◆ AIM ◆
Set out each line from the following listing that includes the word "performances".

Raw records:

** Start **

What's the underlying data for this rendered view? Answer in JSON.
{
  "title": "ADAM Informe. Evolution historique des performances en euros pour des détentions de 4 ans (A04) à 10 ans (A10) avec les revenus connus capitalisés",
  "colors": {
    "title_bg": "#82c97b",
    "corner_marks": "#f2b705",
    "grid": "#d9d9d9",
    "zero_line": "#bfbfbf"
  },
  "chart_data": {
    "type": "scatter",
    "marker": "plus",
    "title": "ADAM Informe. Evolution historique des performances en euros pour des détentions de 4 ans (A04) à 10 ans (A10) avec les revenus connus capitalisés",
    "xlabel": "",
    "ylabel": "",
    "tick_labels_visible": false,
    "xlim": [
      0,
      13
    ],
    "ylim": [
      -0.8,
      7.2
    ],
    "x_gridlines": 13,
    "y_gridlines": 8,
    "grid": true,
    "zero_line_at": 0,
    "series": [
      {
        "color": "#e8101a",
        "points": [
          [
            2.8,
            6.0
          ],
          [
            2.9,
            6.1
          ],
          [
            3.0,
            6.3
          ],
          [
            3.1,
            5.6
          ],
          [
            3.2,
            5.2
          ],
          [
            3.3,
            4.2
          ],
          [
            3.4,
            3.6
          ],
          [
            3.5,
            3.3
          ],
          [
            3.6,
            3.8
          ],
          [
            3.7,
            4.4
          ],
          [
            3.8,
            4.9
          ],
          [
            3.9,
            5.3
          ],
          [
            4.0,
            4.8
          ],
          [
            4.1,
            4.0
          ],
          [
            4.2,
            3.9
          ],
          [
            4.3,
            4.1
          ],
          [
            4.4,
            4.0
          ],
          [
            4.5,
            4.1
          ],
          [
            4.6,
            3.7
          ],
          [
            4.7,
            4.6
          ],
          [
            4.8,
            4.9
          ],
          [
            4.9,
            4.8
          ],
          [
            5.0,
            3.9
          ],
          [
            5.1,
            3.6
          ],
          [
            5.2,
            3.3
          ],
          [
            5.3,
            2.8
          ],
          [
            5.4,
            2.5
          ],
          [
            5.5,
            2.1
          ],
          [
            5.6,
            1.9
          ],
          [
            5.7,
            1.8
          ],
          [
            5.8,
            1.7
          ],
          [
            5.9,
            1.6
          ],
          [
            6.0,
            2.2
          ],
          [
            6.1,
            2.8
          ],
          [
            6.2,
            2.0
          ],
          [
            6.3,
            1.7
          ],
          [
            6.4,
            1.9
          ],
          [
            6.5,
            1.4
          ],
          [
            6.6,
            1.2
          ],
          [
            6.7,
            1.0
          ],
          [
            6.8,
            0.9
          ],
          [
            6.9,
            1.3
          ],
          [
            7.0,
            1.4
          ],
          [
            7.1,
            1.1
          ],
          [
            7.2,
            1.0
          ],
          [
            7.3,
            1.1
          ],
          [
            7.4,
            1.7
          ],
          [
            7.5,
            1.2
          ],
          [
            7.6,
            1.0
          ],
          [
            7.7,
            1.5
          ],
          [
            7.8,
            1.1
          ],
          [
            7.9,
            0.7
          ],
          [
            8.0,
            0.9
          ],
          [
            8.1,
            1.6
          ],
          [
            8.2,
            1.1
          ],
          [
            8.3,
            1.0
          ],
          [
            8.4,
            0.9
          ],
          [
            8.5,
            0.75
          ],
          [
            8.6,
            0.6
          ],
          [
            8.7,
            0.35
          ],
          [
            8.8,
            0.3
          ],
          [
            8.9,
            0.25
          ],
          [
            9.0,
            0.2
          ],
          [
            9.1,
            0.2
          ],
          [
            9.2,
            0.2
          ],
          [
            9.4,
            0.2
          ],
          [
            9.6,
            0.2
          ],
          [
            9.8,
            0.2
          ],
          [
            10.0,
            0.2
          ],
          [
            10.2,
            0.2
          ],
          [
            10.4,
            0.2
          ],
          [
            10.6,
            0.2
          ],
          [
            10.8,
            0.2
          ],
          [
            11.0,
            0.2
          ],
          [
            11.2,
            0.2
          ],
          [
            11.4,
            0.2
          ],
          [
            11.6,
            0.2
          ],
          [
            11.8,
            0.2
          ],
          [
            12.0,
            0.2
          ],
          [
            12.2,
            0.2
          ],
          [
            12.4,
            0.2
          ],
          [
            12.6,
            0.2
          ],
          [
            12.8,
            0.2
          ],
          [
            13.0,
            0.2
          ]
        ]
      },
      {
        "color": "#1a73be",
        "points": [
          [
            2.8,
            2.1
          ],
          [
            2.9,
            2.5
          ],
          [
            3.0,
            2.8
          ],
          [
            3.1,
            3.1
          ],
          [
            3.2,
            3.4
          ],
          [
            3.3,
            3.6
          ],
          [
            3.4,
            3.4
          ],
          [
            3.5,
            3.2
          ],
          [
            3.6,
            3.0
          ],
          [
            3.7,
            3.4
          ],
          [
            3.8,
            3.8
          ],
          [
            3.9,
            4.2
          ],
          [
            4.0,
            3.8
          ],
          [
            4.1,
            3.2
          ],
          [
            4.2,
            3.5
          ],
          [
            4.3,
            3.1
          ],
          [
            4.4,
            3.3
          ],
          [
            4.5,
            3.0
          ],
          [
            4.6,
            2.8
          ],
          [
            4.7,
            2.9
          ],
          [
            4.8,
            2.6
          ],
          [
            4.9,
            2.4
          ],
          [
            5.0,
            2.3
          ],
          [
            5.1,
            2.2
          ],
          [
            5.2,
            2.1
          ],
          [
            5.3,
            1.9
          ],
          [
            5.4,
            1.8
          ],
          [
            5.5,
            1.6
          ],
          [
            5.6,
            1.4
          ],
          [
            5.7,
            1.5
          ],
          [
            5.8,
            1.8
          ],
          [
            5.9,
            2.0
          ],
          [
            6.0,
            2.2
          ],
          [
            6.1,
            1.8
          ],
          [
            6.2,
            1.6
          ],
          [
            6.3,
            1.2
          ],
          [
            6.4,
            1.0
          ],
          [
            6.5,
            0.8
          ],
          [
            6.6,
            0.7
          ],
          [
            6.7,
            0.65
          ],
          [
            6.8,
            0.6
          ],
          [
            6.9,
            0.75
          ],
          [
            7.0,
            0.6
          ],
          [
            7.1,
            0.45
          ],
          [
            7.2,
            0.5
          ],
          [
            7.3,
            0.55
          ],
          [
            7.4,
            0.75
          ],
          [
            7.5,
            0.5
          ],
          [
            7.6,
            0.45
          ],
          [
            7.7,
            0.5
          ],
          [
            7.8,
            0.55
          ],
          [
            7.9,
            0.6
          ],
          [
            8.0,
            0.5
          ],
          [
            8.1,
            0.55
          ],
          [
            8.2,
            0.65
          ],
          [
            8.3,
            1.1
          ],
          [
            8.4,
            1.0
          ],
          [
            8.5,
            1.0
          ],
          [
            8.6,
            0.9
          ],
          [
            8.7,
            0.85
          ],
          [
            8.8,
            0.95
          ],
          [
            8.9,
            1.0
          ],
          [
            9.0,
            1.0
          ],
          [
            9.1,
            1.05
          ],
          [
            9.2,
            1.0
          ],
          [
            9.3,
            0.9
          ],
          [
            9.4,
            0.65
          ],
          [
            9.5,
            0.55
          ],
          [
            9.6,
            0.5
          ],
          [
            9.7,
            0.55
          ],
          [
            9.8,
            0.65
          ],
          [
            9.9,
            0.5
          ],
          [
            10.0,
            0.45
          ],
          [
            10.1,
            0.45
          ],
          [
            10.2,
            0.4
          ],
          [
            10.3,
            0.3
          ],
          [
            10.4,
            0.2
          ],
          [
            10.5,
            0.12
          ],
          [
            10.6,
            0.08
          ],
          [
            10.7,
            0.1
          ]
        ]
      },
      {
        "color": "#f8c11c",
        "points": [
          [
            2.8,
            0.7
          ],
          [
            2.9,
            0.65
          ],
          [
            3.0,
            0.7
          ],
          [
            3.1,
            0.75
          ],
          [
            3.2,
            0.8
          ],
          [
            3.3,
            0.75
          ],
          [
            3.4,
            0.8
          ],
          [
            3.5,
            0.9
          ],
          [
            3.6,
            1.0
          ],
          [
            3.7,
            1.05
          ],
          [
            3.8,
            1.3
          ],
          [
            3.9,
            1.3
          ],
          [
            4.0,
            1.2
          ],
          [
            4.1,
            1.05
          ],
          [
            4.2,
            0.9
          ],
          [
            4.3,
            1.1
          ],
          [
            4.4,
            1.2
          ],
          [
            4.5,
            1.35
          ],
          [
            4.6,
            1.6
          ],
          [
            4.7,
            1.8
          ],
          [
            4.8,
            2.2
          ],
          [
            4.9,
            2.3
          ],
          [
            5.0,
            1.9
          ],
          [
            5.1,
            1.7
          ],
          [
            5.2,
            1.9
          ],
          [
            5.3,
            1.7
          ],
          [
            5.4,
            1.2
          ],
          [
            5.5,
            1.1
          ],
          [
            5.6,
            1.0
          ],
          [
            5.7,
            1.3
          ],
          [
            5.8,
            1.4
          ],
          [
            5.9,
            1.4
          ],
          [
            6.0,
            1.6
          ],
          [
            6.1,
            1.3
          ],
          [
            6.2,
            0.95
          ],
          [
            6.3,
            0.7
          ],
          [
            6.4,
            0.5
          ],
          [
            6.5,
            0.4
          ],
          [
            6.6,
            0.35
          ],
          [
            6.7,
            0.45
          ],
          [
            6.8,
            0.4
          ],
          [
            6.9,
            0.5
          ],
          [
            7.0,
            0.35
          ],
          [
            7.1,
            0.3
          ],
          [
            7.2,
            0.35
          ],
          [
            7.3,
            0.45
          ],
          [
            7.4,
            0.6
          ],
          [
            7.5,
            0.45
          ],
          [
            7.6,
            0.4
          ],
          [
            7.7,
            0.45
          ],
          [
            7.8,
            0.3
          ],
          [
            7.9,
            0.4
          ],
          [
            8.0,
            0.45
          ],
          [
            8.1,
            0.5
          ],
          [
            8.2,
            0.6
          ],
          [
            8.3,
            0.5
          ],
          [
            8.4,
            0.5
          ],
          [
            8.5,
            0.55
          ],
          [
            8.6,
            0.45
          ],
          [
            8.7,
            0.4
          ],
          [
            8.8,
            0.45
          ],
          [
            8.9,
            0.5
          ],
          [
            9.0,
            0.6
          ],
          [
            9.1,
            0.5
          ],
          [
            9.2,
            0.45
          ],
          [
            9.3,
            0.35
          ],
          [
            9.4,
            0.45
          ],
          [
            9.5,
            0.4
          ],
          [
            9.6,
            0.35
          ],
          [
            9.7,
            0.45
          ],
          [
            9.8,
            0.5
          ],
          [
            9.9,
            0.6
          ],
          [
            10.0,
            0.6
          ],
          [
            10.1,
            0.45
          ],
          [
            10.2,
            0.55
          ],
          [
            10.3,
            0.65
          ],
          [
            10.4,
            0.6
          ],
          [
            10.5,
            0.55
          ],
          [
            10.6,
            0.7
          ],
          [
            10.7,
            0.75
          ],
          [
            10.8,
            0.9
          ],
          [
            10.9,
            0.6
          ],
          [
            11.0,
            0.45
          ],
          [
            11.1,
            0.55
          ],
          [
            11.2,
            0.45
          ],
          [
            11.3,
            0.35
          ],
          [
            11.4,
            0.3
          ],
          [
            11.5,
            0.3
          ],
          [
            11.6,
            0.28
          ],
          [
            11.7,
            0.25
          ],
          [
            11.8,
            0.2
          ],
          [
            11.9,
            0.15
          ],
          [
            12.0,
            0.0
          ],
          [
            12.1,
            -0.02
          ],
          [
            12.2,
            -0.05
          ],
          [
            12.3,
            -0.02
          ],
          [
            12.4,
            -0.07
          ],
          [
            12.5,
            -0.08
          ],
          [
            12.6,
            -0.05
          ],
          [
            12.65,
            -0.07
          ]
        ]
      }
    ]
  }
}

** End **

◆ REPLY TO THE TASK ◆
  "title": "ADAM Informe. Evolution historique des performances en euros pour des détentions de 4 ans (A04) à 10 ans (A10) avec les revenus connus capitalisés",
    "title": "ADAM Informe. Evolution historique des performances en euros pour des détentions de 4 ans (A04) à 10 ans (A10) avec les revenus connus capitalisés",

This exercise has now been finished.